• TASK STATEMENT: Images are not part of the copy; transcribe all the data exactly.

[Begin]

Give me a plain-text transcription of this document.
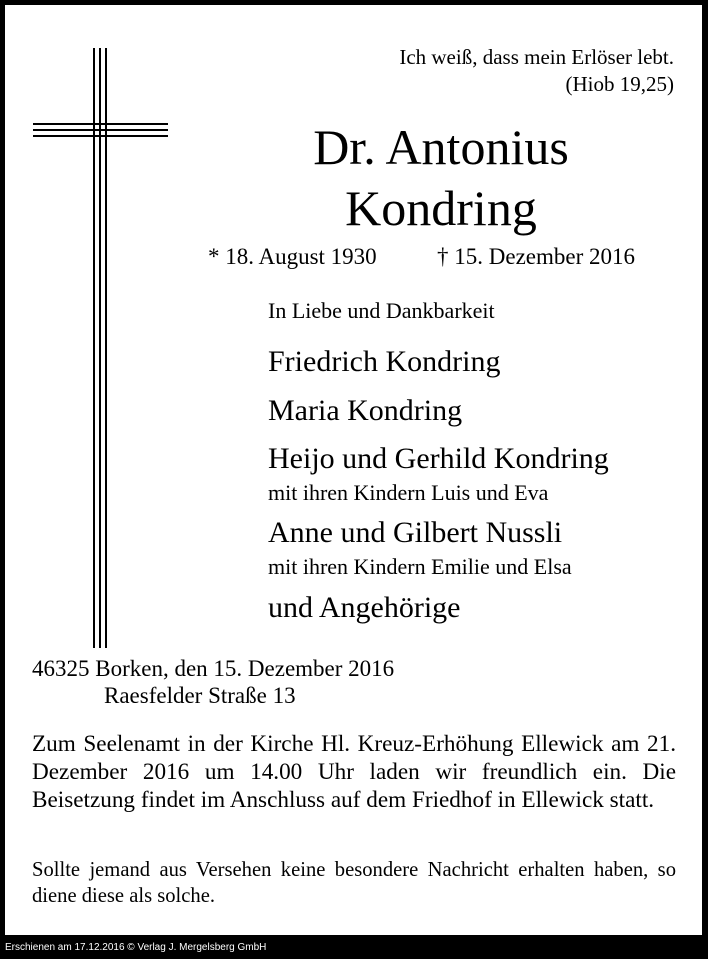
Ich weiß, dass mein Erlöser lebt.
(Hiob 19,25)
Dr. Antonius
Kondring
* 18. August 1930	† 15. Dezember 2016
In Liebe und Dankbarkeit
Friedrich Kondring
Maria Kondring
Heijo und Gerhild Kondring
mit ihren Kindern Luis und Eva
Anne und Gilbert Nussli
mit ihren Kindern Emilie und Elsa
und Angehörige
46325 Borken, den 15. Dezember 2016
Raesfelder Straße 13
Zum Seelenamt in der Kirche Hl. Kreuz-Erhöhung Ellewick am 21. Dezember 2016 um 14.00 Uhr laden wir freundlich ein. Die Beisetzung findet im Anschluss auf dem Friedhof in Ellewick statt.
Sollte jemand aus Versehen keine besondere Nachricht erhalten haben, so diene diese als solche.
Erschienen am 17.12.2016 © Verlag J. Mergelsberg GmbH
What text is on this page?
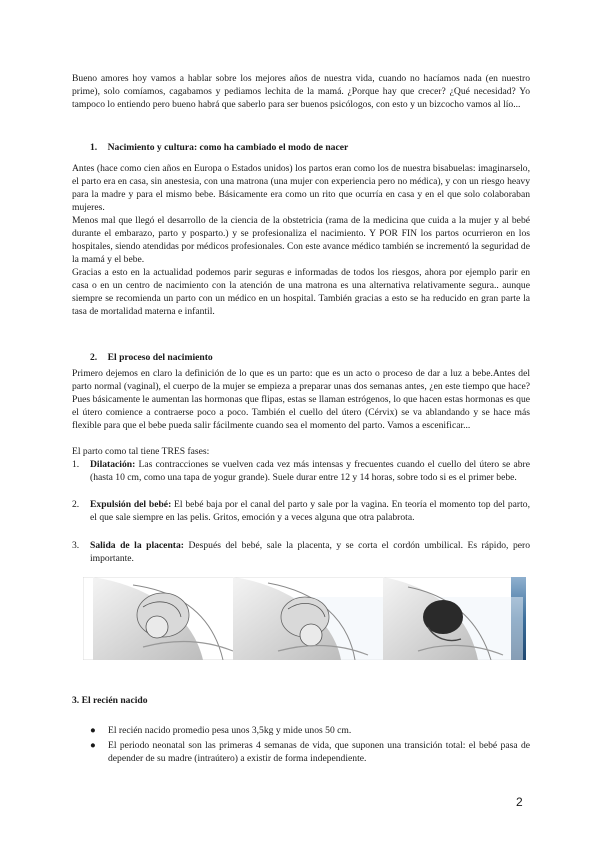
Bueno amores hoy vamos a hablar sobre los mejores años de nuestra vida, cuando no hacíamos nada (en nuestro prime), solo comíamos, cagabamos y pediamos lechita de la mamá. ¿Porque hay que crecer? ¿Qué necesidad? Yo tampoco lo entiendo pero bueno habrá que saberlo para ser buenos psicólogos, con esto y un bizcocho vamos al lío...

1. Nacimiento y cultura: como ha cambiado el modo de nacer

Antes (hace como cien años en Europa o Estados unidos) los partos eran como los de nuestra bisabuelas: imaginarselo, el parto era en casa, sin anestesia, con una matrona (una mujer con experiencia pero no médica), y con un riesgo heavy para la madre y para el mismo bebe. Básicamente era como un rito que ocurría en casa y en el que solo colaboraban mujeres.

Menos mal que llegó el desarrollo de la ciencia de la obstetricia (rama de la medicina que cuida a la mujer y al bebé durante el embarazo, parto y posparto.) y se profesionaliza el nacimiento. Y POR FIN los partos ocurrieron en los hospitales, siendo atendidas por médicos profesionales. Con este avance médico también se incrementó la seguridad de la mamá y el bebe.

Gracias a esto en la actualidad podemos parir seguras e informadas de todos los riesgos, ahora por ejemplo parir en casa o en un centro de nacimiento con la atención de una matrona es una alternativa relativamente segura.. aunque siempre se recomienda un parto con un médico en un hospital. También gracias a esto se ha reducido en gran parte la tasa de mortalidad materna e infantil.

2. El proceso del nacimiento

Primero dejemos en claro la definición de lo que es un parto: que es un acto o proceso de dar a luz a bebe.Antes del parto normal (vaginal), el cuerpo de la mujer se empieza a preparar unas dos semanas antes, ¿en este tiempo que hace? Pues básicamente le aumentan las hormonas que flipas, estas se llaman estrógenos, lo que hacen estas hormonas es que el útero comience a contraerse poco a poco. También el cuello del útero (Cérvix) se va ablandando y se hace más flexible para que el bebe pueda salir fácilmente cuando sea el momento del parto. Vamos a escenificar...

El parto como tal tiene TRES fases:

1. Dilatación: Las contracciones se vuelven cada vez más intensas y frecuentes cuando el cuello del útero se abre (hasta 10 cm, como una tapa de yogur grande). Suele durar entre 12 y 14 horas, sobre todo si es el primer bebe.
2. Expulsión del bebé: El bebé baja por el canal del parto y sale por la vagina. En teoría el momento top del parto, el que sale siempre en las pelis. Gritos, emoción y a veces alguna que otra palabrota.
3. Salida de la placenta: Después del bebé, sale la placenta, y se corta el cordón umbilical. Es rápido, pero importante.
3. El recién nacido
● El recién nacido promedio pesa unos 3,5kg y mide unos 50 cm.
● El periodo neonatal son las primeras 4 semanas de vida, que suponen una transición total: el bebé pasa de depender de su madre (intraútero) a existir de forma independiente.
2
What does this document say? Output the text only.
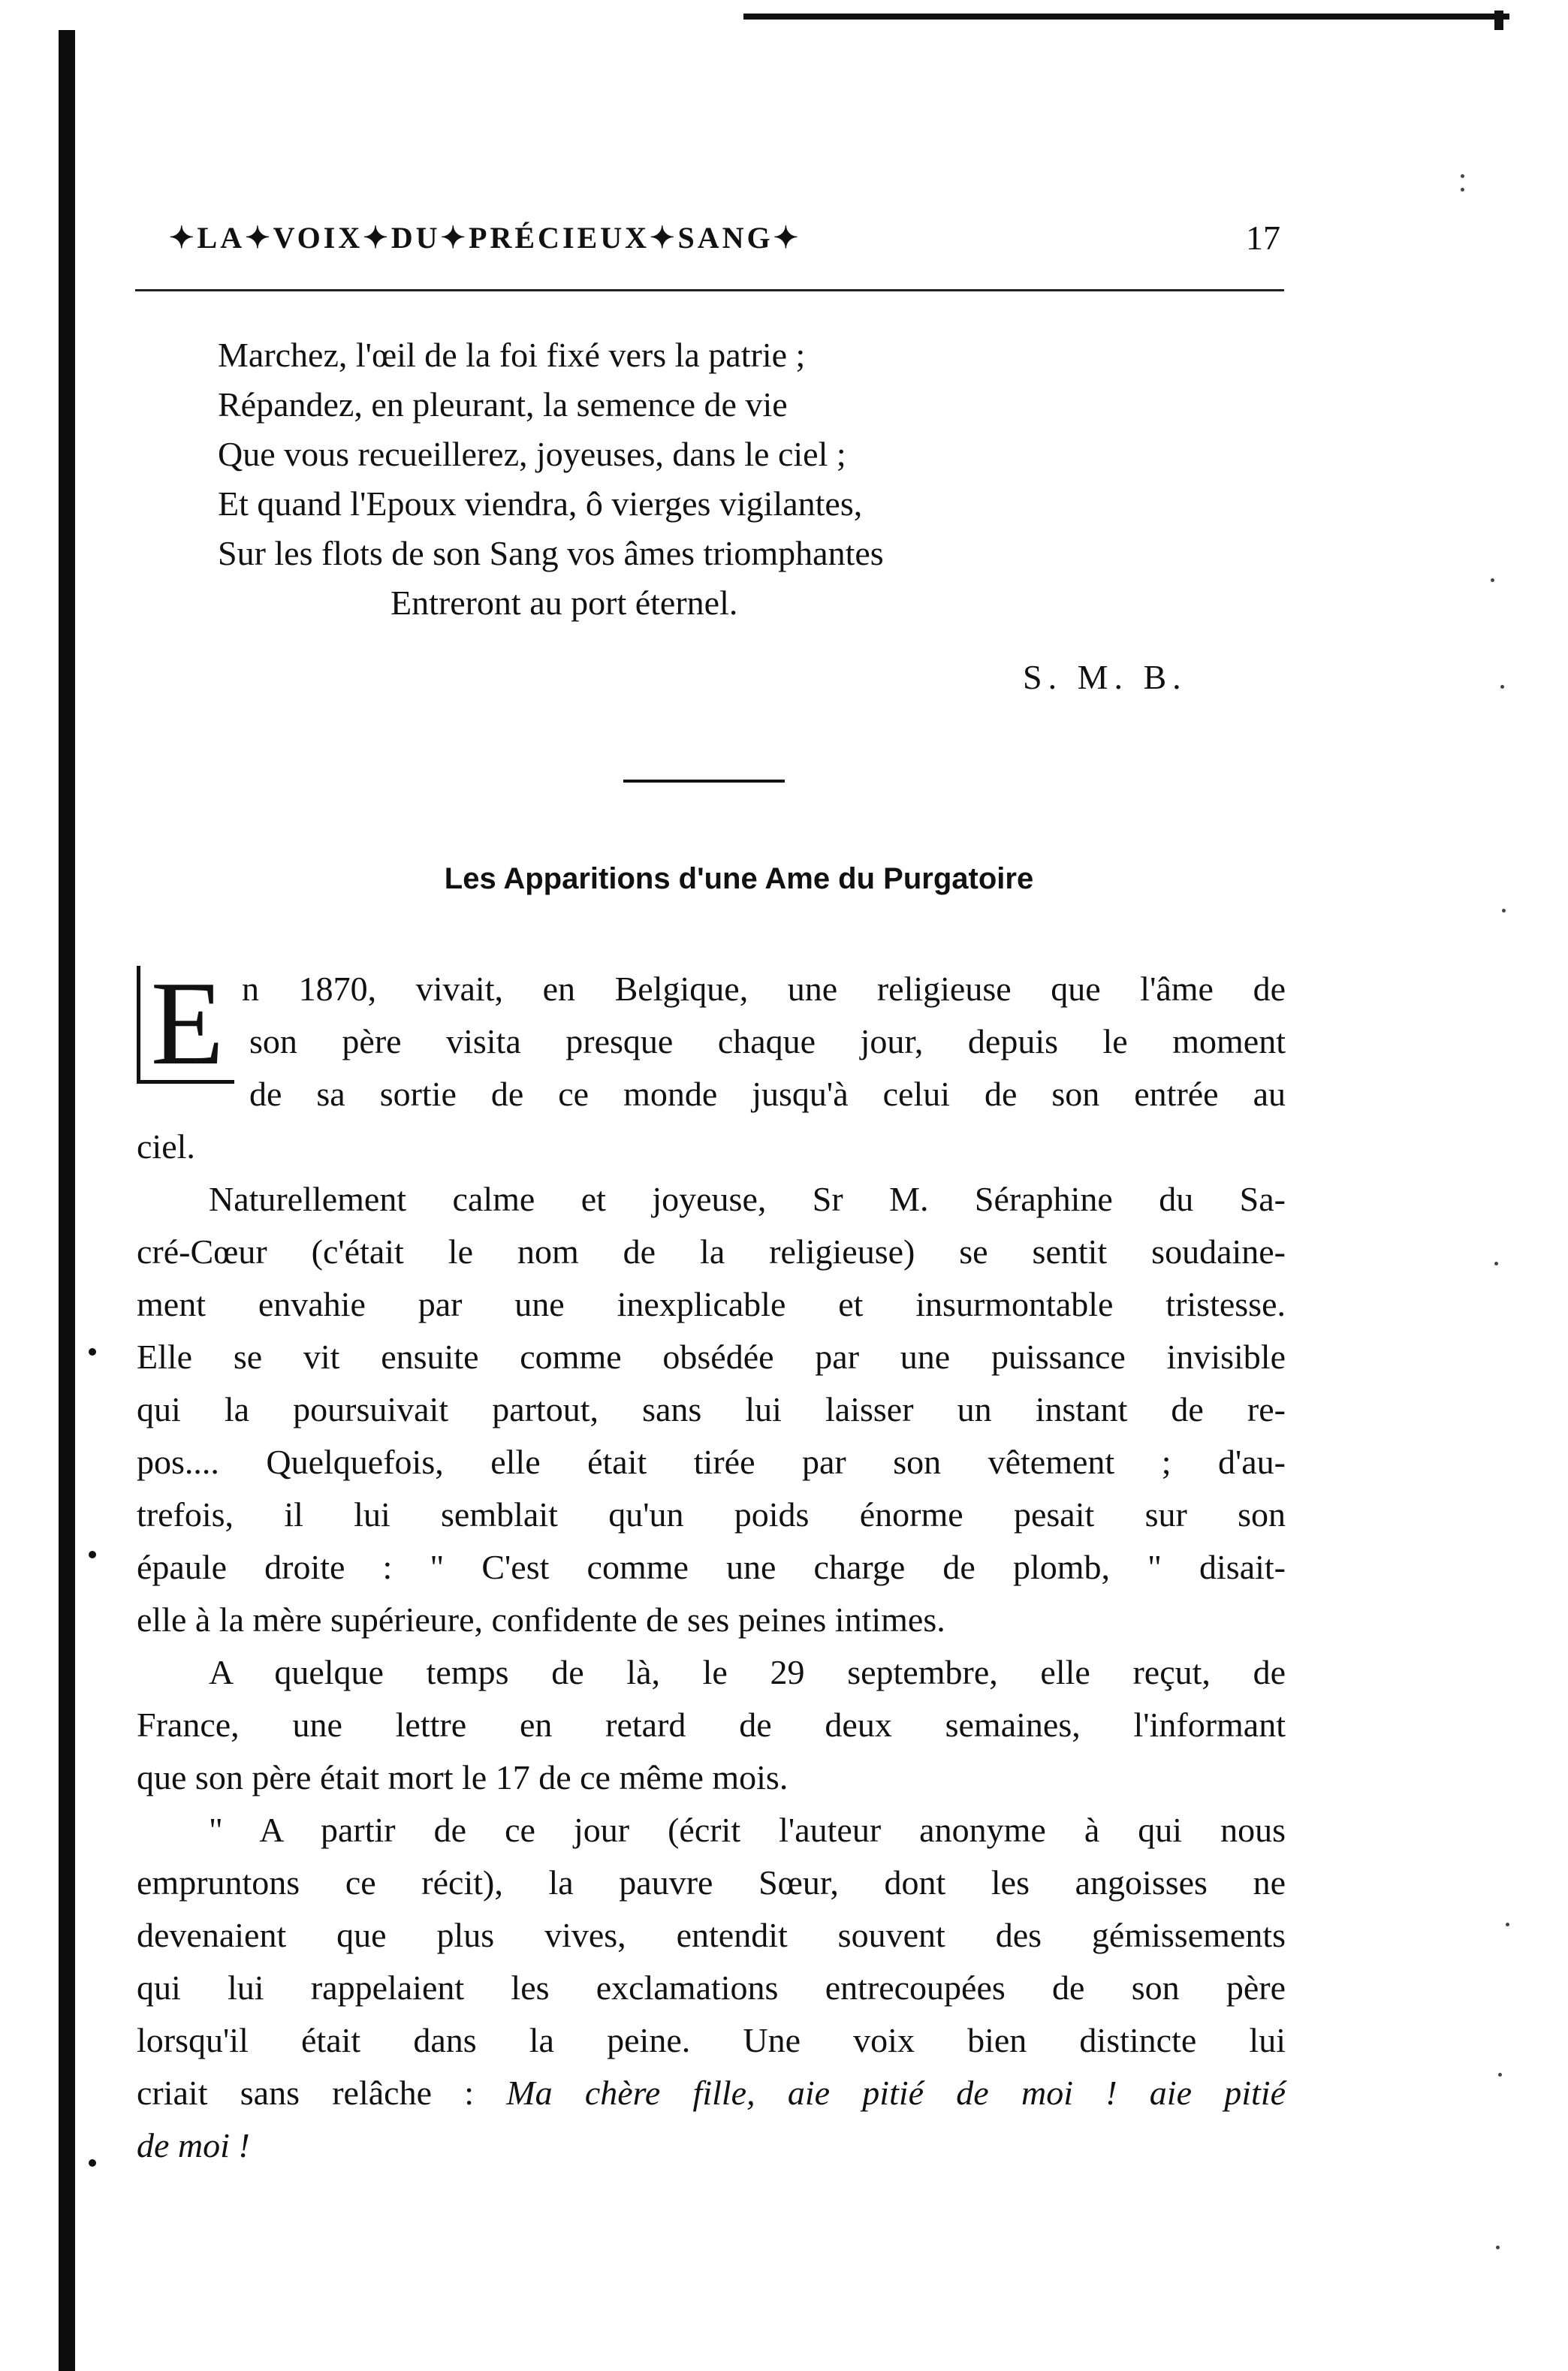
✦LA✦VOIX✦DU✦PRÉCIEUX✦SANG✦	17
Marchez, l'œil de la foi fixé vers la patrie ;
Répandez, en pleurant, la semence de vie
Que vous recueillerez, joyeuses, dans le ciel ;
Et quand l'Epoux viendra, ô vierges vigilantes,
Sur les flots de son Sang vos âmes triomphantes
Entreront au port éternel.
S. M. B.
Les Apparitions d'une Ame du Purgatoire
E n 1870, vivait, en Belgique, une religieuse que l'âme de
son père visita presque chaque jour, depuis le moment
de sa sortie de ce monde jusqu'à celui de son entrée au
ciel.
Naturellement calme et joyeuse, Sr M. Séraphine du Sa-
cré-Cœur (c'était le nom de la religieuse) se sentit soudaine-
ment envahie par une inexplicable et insurmontable tristesse.
Elle se vit ensuite comme obsédée par une puissance invisible
qui la poursuivait partout, sans lui laisser un instant de re-
pos.... Quelquefois, elle était tirée par son vêtement ; d'au-
trefois, il lui semblait qu'un poids énorme pesait sur son
épaule droite : " C'est comme une charge de plomb, " disait-
elle à la mère supérieure, confidente de ses peines intimes.
A quelque temps de là, le 29 septembre, elle reçut, de
France, une lettre en retard de deux semaines, l'informant
que son père était mort le 17 de ce même mois.
" A partir de ce jour (écrit l'auteur anonyme à qui nous
empruntons ce récit), la pauvre Sœur, dont les angoisses ne
devenaient que plus vives, entendit souvent des gémissements
qui lui rappelaient les exclamations entrecoupées de son père
lorsqu'il était dans la peine. Une voix bien distincte lui
criait sans relâche : Ma chère fille, aie pitié de moi ! aie pitié
de moi !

[End]

• SOLVED EXERCISE:
Give me a plain-text transcription of this document.
Ich weiß, dass mein Erlöser lebt.
(Hiob 19,25)
Dr. Antonius
Kondring
* 18. August 1930	† 15. Dezember 2016
In Liebe und Dankbarkeit
Friedrich Kondring
Maria Kondring
Heijo und Gerhild Kondring
mit ihren Kindern Luis und Eva
Anne und Gilbert Nussli
mit ihren Kindern Emilie und Elsa
und Angehörige
46325 Borken, den 15. Dezember 2016
Raesfelder Straße 13
Zum Seelenamt in der Kirche Hl. Kreuz-Erhöhung Ellewick am 21. Dezember 2016 um 14.00 Uhr laden wir freundlich ein. Die Beisetzung findet im Anschluss auf dem Friedhof in Ellewick statt.
Sollte jemand aus Versehen keine besondere Nachricht erhalten haben, so diene diese als solche.
Erschienen am 17.12.2016 © Verlag J. Mergelsberg GmbH
What text is on this page?
Bueno amores hoy vamos a hablar sobre los mejores años de nuestra vida, cuando no hacíamos nada (en nuestro prime), solo comíamos, cagabamos y pediamos lechita de la mamá. ¿Porque hay que crecer? ¿Qué necesidad? Yo tampoco lo entiendo pero bueno habrá que saberlo para ser buenos psicólogos, con esto y un bizcocho vamos al lío...

1. Nacimiento y cultura: como ha cambiado el modo de nacer

Antes (hace como cien años en Europa o Estados unidos) los partos eran como los de nuestra bisabuelas: imaginarselo, el parto era en casa, sin anestesia, con una matrona (una mujer con experiencia pero no médica), y con un riesgo heavy para la madre y para el mismo bebe. Básicamente era como un rito que ocurría en casa y en el que solo colaboraban mujeres.

Menos mal que llegó el desarrollo de la ciencia de la obstetricia (rama de la medicina que cuida a la mujer y al bebé durante el embarazo, parto y posparto.) y se profesionaliza el nacimiento. Y POR FIN los partos ocurrieron en los hospitales, siendo atendidas por médicos profesionales. Con este avance médico también se incrementó la seguridad de la mamá y el bebe.

Gracias a esto en la actualidad podemos parir seguras e informadas de todos los riesgos, ahora por ejemplo parir en casa o en un centro de nacimiento con la atención de una matrona es una alternativa relativamente segura.. aunque siempre se recomienda un parto con un médico en un hospital. También gracias a esto se ha reducido en gran parte la tasa de mortalidad materna e infantil.

2. El proceso del nacimiento

Primero dejemos en claro la definición de lo que es un parto: que es un acto o proceso de dar a luz a bebe.Antes del parto normal (vaginal), el cuerpo de la mujer se empieza a preparar unas dos semanas antes, ¿en este tiempo que hace? Pues básicamente le aumentan las hormonas que flipas, estas se llaman estrógenos, lo que hacen estas hormonas es que el útero comience a contraerse poco a poco. También el cuello del útero (Cérvix) se va ablandando y se hace más flexible para que el bebe pueda salir fácilmente cuando sea el momento del parto. Vamos a escenificar...

El parto como tal tiene TRES fases:

1. Dilatación: Las contracciones se vuelven cada vez más intensas y frecuentes cuando el cuello del útero se abre (hasta 10 cm, como una tapa de yogur grande). Suele durar entre 12 y 14 horas, sobre todo si es el primer bebe.
2. Expulsión del bebé: El bebé baja por el canal del parto y sale por la vagina. En teoría el momento top del parto, el que sale siempre en las pelis. Gritos, emoción y a veces alguna que otra palabrota.
3. Salida de la placenta: Después del bebé, sale la placenta, y se corta el cordón umbilical. Es rápido, pero importante.
3. El recién nacido
● El recién nacido promedio pesa unos 3,5kg y mide unos 50 cm.
● El periodo neonatal son las primeras 4 semanas de vida, que suponen una transición total: el bebé pasa de depender de su madre (intraútero) a existir de forma independiente.
2
What does this document say? Output the text only.
✦LA✦VOIX✦DU✦PRÉCIEUX✦SANG✦	17
Marchez, l'œil de la foi fixé vers la patrie ;
Répandez, en pleurant, la semence de vie
Que vous recueillerez, joyeuses, dans le ciel ;
Et quand l'Epoux viendra, ô vierges vigilantes,
Sur les flots de son Sang vos âmes triomphantes
Entreront au port éternel.
S. M. B.
Les Apparitions d'une Ame du Purgatoire
E n 1870, vivait, en Belgique, une religieuse que l'âme de
son père visita presque chaque jour, depuis le moment
de sa sortie de ce monde jusqu'à celui de son entrée au
ciel.
Naturellement calme et joyeuse, Sr M. Séraphine du Sa-
cré-Cœur (c'était le nom de la religieuse) se sentit soudaine-
ment envahie par une inexplicable et insurmontable tristesse.
Elle se vit ensuite comme obsédée par une puissance invisible
qui la poursuivait partout, sans lui laisser un instant de re-
pos.... Quelquefois, elle était tirée par son vêtement ; d'au-
trefois, il lui semblait qu'un poids énorme pesait sur son
épaule droite : " C'est comme une charge de plomb, " disait-
elle à la mère supérieure, confidente de ses peines intimes.
A quelque temps de là, le 29 septembre, elle reçut, de
France, une lettre en retard de deux semaines, l'informant
que son père était mort le 17 de ce même mois.
" A partir de ce jour (écrit l'auteur anonyme à qui nous
empruntons ce récit), la pauvre Sœur, dont les angoisses ne
devenaient que plus vives, entendit souvent des gémissements
qui lui rappelaient les exclamations entrecoupées de son père
lorsqu'il était dans la peine. Une voix bien distincte lui
criait sans relâche : Ma chère fille, aie pitié de moi ! aie pitié
de moi !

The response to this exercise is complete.